» Assignment
For each line below that contains the word "JSON", return that line.

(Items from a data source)
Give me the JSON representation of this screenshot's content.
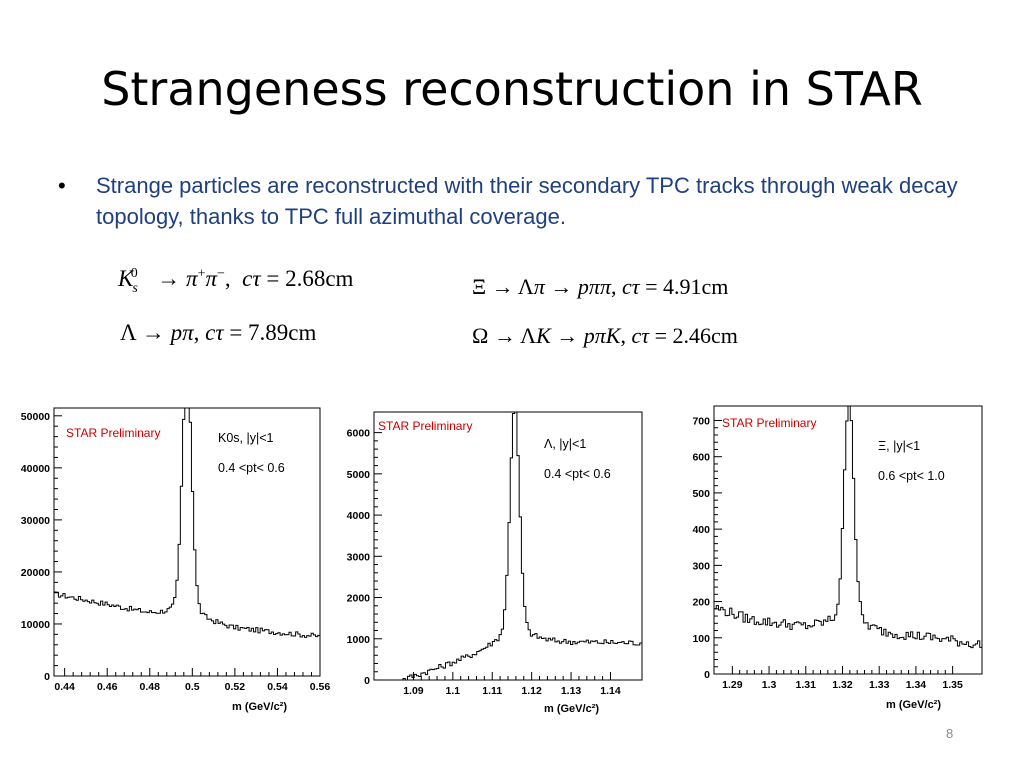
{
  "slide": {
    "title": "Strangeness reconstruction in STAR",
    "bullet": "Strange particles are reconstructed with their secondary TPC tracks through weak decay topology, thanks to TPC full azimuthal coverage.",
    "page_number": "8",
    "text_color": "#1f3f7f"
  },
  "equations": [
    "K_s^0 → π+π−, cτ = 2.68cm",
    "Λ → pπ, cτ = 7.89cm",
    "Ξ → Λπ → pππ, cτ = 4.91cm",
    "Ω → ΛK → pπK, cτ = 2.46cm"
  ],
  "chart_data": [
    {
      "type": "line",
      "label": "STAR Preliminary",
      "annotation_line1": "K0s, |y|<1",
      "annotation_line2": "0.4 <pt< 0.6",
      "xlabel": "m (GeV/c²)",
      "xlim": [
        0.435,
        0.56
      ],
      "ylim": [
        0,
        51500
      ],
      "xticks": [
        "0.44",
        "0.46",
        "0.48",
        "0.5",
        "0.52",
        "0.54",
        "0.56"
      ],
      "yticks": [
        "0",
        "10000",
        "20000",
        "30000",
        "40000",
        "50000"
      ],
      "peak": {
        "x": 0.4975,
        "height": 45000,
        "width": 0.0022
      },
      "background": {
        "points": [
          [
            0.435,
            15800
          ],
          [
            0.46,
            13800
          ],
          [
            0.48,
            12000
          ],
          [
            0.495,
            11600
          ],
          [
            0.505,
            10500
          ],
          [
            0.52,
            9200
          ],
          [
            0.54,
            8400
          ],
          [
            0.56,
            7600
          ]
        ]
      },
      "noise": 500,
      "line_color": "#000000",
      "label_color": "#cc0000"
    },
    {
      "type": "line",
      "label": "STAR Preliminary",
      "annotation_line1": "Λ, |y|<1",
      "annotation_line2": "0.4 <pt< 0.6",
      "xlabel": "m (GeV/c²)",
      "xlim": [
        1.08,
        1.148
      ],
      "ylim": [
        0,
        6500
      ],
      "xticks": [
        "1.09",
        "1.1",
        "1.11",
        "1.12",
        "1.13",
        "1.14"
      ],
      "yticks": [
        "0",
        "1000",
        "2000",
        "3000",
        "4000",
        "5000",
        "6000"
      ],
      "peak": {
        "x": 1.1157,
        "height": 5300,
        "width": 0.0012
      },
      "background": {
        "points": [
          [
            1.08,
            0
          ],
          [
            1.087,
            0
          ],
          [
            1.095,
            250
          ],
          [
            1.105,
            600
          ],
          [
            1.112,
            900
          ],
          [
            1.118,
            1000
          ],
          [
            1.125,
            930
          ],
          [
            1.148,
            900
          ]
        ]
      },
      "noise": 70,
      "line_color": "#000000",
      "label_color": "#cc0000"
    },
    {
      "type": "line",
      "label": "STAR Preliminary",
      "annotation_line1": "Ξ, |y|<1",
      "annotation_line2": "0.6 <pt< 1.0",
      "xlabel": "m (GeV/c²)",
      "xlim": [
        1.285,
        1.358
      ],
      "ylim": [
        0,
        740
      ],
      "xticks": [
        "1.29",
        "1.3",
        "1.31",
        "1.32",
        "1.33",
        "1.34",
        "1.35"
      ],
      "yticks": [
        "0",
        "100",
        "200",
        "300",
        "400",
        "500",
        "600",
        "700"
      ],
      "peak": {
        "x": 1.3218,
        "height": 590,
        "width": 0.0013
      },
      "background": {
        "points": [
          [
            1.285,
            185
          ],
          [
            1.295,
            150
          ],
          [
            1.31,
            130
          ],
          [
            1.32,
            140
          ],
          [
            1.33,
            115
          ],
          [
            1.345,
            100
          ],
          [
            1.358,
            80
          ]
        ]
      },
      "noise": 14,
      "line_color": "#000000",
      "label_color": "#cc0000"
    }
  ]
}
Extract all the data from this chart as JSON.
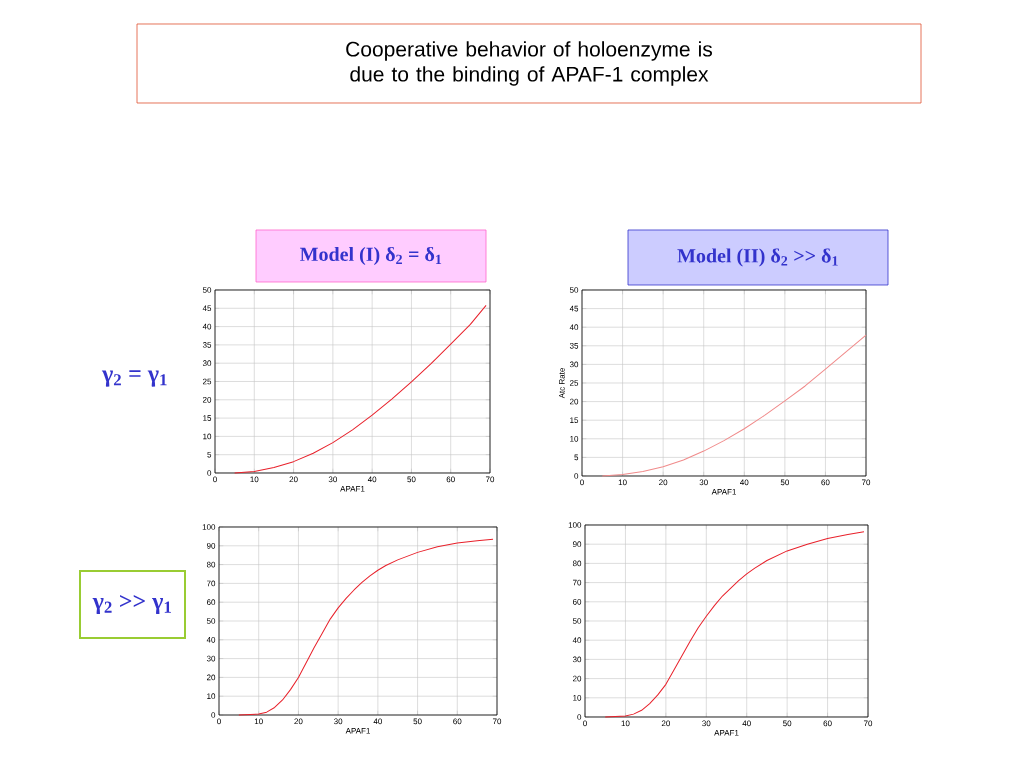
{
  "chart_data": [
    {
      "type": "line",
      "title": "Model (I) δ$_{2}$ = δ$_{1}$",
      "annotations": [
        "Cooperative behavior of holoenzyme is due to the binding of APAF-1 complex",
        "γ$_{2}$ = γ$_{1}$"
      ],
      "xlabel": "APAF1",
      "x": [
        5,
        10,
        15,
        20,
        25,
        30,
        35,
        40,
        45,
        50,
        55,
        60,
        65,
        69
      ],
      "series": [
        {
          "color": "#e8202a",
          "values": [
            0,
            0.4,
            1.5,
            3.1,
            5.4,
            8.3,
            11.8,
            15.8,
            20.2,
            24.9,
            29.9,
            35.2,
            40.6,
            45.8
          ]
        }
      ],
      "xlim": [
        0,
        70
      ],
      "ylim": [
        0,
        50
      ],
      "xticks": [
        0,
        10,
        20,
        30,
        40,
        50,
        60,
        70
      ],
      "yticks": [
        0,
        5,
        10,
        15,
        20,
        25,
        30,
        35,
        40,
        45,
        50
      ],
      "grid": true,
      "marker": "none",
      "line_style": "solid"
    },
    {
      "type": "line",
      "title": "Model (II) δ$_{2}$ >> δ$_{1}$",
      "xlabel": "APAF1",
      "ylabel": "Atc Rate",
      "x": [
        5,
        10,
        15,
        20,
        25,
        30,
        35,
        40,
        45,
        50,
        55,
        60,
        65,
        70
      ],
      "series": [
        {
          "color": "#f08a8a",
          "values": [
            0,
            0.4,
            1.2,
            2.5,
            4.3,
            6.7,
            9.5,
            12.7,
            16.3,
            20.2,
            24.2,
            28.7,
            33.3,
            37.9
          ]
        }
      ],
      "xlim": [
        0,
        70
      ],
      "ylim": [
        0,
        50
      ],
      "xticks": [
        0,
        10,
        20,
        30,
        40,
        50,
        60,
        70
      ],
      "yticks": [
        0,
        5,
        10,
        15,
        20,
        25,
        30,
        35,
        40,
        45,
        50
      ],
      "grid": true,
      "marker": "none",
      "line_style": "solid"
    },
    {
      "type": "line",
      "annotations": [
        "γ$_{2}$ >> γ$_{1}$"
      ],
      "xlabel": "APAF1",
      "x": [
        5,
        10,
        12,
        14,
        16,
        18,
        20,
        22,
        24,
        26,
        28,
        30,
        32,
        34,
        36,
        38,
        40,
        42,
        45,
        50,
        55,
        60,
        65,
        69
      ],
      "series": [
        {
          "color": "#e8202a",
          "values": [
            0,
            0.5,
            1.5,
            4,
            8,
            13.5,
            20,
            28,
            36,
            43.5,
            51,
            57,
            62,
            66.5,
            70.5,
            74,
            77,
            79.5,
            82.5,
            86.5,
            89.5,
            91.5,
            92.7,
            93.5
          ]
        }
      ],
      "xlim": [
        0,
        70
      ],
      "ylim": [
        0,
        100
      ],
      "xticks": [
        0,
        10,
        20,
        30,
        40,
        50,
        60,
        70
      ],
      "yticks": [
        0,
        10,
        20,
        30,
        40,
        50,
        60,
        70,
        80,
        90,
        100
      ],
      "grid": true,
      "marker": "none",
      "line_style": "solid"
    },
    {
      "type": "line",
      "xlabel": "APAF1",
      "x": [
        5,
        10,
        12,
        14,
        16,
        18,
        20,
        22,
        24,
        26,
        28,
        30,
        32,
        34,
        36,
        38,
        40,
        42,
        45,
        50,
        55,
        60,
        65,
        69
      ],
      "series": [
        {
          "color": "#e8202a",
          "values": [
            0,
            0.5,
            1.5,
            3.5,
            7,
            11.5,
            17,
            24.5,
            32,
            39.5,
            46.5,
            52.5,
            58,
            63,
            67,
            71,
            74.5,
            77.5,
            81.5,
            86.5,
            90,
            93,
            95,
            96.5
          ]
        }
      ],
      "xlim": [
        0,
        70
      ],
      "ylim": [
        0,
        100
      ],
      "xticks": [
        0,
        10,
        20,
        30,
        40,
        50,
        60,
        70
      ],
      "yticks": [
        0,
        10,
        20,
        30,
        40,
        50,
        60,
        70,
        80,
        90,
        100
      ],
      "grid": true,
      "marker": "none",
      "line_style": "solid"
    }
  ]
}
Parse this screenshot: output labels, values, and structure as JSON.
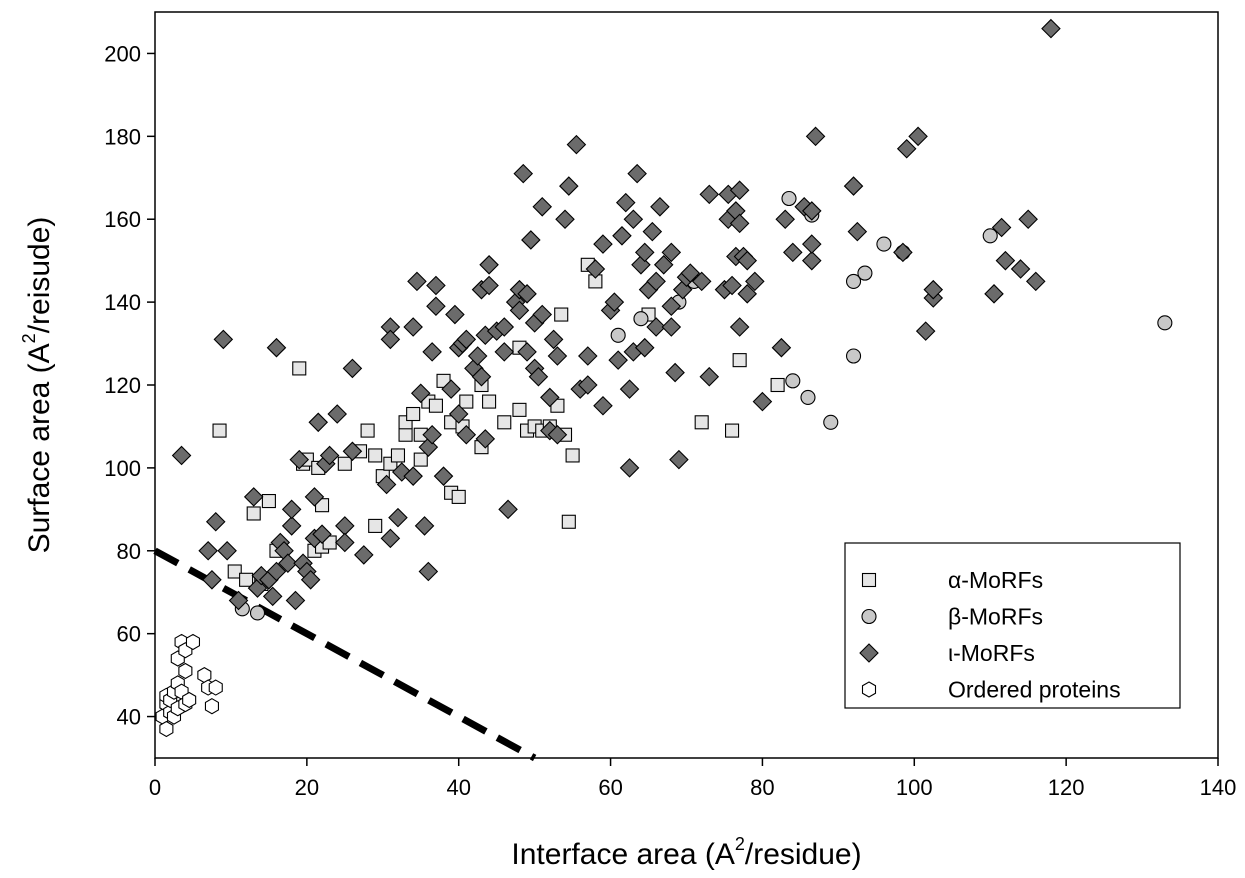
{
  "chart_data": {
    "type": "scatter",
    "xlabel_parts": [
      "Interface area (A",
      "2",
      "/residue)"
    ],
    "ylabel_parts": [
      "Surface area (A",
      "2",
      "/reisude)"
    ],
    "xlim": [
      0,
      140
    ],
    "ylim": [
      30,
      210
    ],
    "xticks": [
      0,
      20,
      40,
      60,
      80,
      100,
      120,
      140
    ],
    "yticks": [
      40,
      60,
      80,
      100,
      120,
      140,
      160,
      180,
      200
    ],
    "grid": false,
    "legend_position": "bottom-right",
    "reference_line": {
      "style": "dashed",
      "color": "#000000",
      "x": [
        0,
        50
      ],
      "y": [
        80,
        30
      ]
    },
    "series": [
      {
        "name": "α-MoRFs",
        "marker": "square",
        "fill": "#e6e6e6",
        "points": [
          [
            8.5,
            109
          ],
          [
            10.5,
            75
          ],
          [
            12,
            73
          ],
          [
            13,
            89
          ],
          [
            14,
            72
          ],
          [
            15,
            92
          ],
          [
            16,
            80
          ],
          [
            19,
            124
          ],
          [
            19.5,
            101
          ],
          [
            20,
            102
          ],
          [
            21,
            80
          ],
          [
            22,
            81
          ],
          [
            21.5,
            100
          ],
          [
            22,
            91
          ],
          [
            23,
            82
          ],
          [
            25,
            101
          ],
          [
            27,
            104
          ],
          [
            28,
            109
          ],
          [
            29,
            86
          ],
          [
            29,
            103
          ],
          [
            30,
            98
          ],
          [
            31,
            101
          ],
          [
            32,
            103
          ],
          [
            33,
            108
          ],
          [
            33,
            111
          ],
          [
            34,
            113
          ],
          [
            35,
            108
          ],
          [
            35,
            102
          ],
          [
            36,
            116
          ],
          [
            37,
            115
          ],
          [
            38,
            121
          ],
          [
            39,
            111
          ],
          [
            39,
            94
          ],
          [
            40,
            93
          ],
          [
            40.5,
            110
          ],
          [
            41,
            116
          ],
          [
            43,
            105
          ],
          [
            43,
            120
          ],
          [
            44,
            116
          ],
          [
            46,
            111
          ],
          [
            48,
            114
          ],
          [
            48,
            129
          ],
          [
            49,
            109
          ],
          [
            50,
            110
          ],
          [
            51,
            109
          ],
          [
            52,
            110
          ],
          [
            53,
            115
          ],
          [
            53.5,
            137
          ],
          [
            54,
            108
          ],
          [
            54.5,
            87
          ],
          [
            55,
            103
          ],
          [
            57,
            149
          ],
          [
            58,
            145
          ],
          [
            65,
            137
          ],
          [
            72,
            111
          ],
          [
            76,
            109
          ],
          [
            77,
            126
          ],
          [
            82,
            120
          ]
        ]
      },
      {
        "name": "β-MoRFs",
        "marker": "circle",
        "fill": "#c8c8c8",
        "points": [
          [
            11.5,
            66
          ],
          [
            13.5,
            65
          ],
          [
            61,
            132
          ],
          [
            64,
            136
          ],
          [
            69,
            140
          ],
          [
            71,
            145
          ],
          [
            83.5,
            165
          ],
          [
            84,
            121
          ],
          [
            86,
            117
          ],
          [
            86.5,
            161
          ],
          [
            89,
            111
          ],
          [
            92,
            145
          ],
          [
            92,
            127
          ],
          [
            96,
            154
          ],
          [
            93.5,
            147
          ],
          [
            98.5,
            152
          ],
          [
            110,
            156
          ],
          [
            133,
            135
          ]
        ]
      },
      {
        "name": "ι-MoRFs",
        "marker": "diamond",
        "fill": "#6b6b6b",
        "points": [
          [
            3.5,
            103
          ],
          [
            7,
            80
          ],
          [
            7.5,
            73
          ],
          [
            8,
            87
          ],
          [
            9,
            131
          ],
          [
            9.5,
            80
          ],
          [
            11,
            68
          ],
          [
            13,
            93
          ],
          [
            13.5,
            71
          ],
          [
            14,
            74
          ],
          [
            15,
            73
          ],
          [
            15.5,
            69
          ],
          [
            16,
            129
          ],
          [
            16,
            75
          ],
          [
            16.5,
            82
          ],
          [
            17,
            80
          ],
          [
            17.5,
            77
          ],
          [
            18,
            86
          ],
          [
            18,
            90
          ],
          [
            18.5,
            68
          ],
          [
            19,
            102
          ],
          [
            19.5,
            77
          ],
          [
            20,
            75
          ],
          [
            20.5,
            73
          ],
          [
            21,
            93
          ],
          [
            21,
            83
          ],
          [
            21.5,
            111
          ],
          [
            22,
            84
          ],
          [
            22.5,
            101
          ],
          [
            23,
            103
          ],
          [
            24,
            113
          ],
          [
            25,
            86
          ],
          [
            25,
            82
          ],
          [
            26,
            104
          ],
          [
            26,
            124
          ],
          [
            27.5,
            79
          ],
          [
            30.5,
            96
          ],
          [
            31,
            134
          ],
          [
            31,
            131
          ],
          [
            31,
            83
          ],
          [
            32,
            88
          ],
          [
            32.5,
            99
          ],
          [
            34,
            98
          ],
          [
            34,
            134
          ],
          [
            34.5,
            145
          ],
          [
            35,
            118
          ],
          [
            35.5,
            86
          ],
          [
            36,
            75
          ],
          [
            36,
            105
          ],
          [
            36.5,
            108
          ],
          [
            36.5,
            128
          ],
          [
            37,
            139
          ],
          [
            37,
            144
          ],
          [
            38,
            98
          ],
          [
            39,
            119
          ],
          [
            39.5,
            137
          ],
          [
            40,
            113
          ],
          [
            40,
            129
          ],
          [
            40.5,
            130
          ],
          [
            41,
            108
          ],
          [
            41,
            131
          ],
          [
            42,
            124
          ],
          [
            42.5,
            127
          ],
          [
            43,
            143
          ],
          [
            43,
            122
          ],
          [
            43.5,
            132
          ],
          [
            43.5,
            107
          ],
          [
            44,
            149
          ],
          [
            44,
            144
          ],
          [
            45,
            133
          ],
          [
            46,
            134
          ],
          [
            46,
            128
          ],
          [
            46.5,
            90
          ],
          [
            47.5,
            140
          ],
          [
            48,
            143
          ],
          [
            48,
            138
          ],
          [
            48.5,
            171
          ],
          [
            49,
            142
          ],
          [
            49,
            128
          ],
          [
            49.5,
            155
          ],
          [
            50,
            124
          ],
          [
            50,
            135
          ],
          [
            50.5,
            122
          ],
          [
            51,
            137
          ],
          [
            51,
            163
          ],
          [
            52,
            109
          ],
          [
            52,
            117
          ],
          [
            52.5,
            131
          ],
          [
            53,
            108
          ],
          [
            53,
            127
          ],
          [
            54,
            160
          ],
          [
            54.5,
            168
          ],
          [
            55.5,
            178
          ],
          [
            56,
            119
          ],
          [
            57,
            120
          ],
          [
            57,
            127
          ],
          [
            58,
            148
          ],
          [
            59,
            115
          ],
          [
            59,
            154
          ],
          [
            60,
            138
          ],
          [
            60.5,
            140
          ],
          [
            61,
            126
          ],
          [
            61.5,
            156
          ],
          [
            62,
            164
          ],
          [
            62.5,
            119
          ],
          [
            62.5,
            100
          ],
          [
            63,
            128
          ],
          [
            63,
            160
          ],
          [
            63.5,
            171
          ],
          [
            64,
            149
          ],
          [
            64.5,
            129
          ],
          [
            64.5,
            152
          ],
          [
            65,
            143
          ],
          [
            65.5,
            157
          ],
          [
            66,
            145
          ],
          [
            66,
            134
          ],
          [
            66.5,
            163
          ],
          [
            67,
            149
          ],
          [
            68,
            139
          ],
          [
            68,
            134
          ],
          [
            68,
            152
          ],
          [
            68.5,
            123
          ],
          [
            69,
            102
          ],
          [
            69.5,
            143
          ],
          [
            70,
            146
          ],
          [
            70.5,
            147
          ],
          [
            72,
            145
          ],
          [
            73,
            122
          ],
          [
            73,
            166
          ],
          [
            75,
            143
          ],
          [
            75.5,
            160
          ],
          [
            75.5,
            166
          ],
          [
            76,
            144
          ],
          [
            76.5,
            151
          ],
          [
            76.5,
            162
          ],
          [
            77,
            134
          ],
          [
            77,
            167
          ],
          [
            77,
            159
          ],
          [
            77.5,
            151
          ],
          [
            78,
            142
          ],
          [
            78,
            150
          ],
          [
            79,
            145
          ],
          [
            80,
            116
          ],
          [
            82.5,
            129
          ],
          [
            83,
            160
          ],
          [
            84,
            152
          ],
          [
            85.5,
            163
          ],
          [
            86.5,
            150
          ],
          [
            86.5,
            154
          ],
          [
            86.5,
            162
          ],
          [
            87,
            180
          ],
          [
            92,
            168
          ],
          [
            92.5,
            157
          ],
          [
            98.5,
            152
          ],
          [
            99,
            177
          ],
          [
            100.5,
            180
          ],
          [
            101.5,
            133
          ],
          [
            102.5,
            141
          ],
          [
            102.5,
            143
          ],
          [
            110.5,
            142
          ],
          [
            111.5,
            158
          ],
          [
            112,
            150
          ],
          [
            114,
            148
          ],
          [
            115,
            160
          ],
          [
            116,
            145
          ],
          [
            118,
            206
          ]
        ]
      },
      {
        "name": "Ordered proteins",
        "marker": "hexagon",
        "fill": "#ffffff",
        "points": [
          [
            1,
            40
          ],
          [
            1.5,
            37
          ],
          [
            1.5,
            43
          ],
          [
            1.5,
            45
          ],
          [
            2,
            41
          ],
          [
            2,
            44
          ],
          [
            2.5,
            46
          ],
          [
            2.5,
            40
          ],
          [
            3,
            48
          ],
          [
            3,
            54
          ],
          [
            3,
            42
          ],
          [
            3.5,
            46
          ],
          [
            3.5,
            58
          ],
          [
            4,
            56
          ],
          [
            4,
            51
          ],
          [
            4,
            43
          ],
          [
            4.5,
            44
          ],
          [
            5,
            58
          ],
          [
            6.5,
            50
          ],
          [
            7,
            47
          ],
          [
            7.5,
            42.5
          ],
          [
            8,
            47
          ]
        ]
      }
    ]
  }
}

» Solution to this problem
Give me the JSON representation of this screenshot's content.
Extract all the data from this chart as JSON.
Parse this screenshot: output labels, values, and structure as JSON.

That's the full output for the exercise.